* **THE TASK**
Each line containing the word "cuộc" should be found and copied.

[Source records]
· · · ·

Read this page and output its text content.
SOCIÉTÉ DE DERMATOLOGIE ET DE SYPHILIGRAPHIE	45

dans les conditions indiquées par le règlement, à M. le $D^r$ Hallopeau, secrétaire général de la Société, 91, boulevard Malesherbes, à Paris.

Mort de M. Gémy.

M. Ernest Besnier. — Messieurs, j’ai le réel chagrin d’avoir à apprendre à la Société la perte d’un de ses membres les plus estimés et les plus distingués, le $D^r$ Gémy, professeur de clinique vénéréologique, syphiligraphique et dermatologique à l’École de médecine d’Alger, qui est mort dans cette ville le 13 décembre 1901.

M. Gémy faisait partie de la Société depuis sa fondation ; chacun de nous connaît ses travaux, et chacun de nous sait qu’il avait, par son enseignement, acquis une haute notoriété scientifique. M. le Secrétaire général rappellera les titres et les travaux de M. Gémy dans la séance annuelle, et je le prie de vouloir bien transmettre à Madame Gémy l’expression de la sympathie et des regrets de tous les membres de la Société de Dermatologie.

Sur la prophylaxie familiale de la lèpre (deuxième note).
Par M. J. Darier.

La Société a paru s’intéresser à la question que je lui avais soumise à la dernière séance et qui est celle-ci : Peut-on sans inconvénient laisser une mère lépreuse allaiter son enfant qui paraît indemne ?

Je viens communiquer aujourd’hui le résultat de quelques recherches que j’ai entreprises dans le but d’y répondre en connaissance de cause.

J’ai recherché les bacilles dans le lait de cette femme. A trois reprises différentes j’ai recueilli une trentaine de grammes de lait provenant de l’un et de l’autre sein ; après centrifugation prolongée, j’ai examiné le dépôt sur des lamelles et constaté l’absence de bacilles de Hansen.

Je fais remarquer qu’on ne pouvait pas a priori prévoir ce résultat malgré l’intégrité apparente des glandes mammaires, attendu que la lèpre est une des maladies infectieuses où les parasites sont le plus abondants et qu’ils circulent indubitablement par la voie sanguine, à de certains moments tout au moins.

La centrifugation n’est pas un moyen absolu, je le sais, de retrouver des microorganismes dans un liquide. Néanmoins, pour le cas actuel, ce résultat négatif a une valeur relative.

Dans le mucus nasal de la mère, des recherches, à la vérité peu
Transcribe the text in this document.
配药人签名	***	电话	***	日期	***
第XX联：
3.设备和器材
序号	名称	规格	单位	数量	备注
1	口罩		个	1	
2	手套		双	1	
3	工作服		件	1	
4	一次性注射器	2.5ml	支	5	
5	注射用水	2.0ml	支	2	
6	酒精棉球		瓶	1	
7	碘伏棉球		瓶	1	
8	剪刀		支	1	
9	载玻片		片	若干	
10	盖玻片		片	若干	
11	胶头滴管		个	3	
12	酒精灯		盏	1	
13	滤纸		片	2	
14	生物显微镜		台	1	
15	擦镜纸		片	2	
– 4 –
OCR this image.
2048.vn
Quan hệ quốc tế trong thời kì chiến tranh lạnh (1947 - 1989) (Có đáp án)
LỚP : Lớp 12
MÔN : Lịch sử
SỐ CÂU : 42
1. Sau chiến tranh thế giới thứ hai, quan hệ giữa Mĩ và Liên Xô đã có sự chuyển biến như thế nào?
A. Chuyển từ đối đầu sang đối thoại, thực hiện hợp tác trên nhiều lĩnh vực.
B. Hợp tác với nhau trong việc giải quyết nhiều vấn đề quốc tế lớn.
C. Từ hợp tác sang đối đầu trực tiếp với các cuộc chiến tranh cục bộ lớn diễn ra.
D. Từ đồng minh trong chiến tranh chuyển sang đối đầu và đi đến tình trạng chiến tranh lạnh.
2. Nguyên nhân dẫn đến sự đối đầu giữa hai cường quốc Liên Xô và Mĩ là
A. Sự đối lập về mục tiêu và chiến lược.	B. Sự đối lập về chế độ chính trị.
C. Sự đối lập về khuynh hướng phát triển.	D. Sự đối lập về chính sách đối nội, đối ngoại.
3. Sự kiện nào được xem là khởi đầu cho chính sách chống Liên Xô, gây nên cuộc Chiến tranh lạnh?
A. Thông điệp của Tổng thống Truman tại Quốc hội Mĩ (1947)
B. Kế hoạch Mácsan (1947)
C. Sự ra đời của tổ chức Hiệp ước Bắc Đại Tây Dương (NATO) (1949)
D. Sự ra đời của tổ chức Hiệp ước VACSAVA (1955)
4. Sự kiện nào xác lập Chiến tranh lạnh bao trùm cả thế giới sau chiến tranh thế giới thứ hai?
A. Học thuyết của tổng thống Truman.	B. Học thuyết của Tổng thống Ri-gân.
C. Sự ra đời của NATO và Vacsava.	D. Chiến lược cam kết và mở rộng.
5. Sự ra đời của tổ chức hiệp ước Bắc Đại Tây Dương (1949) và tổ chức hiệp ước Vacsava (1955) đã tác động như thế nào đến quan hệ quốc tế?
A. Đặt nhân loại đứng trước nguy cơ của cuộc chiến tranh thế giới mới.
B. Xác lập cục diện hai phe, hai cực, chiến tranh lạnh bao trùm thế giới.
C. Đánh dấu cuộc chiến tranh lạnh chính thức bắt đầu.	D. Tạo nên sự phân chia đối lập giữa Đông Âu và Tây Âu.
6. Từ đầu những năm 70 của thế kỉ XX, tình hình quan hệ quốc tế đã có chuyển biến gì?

· · · ·

* **WRITTEN SOLUTION**
C. Từ hợp tác sang đối đầu trực tiếp với các cuộc chiến tranh cục bộ lớn diễn ra.
3. Sự kiện nào được xem là khởi đầu cho chính sách chống Liên Xô, gây nên cuộc Chiến tranh lạnh?
A. Đặt nhân loại đứng trước nguy cơ của cuộc chiến tranh thế giới mới.
C. Đánh dấu cuộc chiến tranh lạnh chính thức bắt đầu.	D. Tạo nên sự phân chia đối lập giữa Đông Âu và Tây Âu.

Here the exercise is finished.